##### GIVEN TEXT
A144017 Number of n X n X n alternating sign hypermatrices.

1, 1, 2, 14, 924, 852960

Offset

0,3

Comments

An alternating sign hypermatrix (ASHM) of order n is an n X n X n hypermatrix with entries from {0, 1, -1} such that the nonzero entries of each row, column, and vertical line alternate in sign, beginning and ending with +1.

ASHMs are the three-dimensional analog of alternating sign matrices and generalize Latin squares, as the set of n X n X n ASHMs containing no negative entries is in bijection with the set of n X n Latin squares.

Links

Table of n, a(n) for n=0..5.

R. Brualdi and G. Dahl, Alternating sign matrices and hypermatrices, and a generalization of Latin squares, Advances in Applied Mathematics, 95 (2018), 116 - 151.

Cian O'Brien, Alternating sign hypermatrix decompositions of Latin-like squares, Advances in Applied Mathematics, 121 (2020), 102097.

Formula

Verified using 2 computer searches. The search given counts all sequences of n alternating sign matrices of order n that form an ASHM. The other search uses corner-sum matrices, which are known to be in bijection with alternating sign matrices, by counting all 3-dimensional analogs of corner-sum matrices.

Example

For n = 1, the only n X n X n ASHM is [[[1]]].
For n = 2, the two n X n X n ASHMs are
[[[1,0],
  [0,1]],
 [[0,1],
  [1,0]]]
and
[[[0,1],
  [1,0]],
 [[1,0],
  [0,1]]].

Prog

(Sage)
# Program written in Sage
# Returns True if a given list of n n X n ASMs form an ASHM, returns False otherwise
def ASHM(L):
    n = len(L)
##########
__SHORT EXERCISE__
Quote the entry on alternating sign hypermatrices word for word, from "ASHMs are the" up to and including "121 (2020), 102097.".
##### ENTRIES SHOWN
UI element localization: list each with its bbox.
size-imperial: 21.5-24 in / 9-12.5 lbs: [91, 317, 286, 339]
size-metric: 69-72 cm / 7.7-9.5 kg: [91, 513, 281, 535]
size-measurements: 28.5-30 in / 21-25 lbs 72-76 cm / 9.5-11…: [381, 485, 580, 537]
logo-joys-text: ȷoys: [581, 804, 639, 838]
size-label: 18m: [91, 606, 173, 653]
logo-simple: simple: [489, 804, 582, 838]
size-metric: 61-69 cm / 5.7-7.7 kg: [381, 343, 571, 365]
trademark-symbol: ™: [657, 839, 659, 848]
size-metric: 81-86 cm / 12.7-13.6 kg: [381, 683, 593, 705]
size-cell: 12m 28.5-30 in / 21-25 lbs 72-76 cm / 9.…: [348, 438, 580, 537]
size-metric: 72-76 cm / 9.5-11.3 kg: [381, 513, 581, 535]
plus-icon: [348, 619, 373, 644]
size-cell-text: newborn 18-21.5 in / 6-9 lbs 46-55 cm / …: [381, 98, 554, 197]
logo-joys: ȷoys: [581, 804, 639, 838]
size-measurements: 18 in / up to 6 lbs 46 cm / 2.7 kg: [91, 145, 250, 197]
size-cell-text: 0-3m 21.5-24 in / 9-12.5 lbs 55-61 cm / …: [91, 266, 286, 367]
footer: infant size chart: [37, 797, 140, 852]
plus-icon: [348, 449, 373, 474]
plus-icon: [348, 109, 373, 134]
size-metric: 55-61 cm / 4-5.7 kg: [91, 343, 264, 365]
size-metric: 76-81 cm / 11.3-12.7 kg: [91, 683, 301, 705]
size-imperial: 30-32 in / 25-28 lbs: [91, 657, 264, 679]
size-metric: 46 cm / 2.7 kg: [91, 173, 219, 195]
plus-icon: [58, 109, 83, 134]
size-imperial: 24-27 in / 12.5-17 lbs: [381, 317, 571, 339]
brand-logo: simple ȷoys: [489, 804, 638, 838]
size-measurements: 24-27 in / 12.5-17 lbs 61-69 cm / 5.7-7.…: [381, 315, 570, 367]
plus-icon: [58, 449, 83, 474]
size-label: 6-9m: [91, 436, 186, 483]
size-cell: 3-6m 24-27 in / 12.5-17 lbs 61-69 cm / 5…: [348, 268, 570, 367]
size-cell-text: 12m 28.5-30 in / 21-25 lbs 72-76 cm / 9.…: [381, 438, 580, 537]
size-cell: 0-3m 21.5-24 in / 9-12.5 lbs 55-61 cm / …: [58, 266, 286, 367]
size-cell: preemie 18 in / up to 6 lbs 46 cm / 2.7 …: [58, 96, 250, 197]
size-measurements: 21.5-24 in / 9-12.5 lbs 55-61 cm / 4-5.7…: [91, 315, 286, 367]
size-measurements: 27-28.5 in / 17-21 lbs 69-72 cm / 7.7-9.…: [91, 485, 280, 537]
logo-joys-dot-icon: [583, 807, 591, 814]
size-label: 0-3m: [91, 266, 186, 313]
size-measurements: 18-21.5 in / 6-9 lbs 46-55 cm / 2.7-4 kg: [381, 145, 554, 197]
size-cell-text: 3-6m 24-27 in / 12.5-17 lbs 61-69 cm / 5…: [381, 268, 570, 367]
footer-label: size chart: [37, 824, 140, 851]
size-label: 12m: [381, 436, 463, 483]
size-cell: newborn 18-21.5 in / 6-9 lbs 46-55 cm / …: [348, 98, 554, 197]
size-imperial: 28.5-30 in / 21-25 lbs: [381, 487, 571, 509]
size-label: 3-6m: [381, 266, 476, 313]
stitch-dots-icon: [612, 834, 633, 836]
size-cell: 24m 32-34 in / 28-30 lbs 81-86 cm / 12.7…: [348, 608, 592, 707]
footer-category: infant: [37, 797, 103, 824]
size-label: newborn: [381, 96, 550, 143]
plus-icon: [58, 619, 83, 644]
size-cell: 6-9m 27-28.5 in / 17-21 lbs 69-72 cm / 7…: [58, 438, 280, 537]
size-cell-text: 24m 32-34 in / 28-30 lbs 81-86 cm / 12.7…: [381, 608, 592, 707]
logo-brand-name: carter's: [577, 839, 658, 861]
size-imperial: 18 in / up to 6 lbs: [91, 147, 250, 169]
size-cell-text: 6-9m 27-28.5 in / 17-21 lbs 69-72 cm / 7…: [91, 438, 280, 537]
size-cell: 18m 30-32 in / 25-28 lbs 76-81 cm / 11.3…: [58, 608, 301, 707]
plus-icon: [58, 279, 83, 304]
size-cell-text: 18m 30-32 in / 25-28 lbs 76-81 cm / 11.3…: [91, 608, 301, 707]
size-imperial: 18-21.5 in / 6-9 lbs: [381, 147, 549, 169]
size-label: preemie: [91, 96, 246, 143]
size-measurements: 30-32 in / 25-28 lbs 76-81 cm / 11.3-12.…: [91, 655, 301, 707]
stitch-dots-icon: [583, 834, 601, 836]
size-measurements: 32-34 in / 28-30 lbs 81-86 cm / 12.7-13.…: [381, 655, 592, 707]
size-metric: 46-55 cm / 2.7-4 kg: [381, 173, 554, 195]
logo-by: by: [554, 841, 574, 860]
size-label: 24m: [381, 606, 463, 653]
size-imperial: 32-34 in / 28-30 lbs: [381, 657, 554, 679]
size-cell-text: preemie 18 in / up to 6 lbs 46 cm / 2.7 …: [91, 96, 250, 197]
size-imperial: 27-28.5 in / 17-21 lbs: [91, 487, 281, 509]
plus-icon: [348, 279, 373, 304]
##########
__RESPONSE TO THE TASK__
ASHMs are the three-dimensional analog of alternating sign matrices and generalize Latin squares, as the set of n X n X n ASHMs containing no negative entries is in bijection with the set of n X n Latin squares.

Links

Table of n, a(n) for n=0..5.

R. Brualdi and G. Dahl, Alternating sign matrices and hypermatrices, and a generalization of Latin squares, Advances in Applied Mathematics, 95 (2018), 116 - 151.

Cian O'Brien, Alternating sign hypermatrix decompositions of Latin-like squares, Advances in Applied Mathematics, 121 (2020), 102097.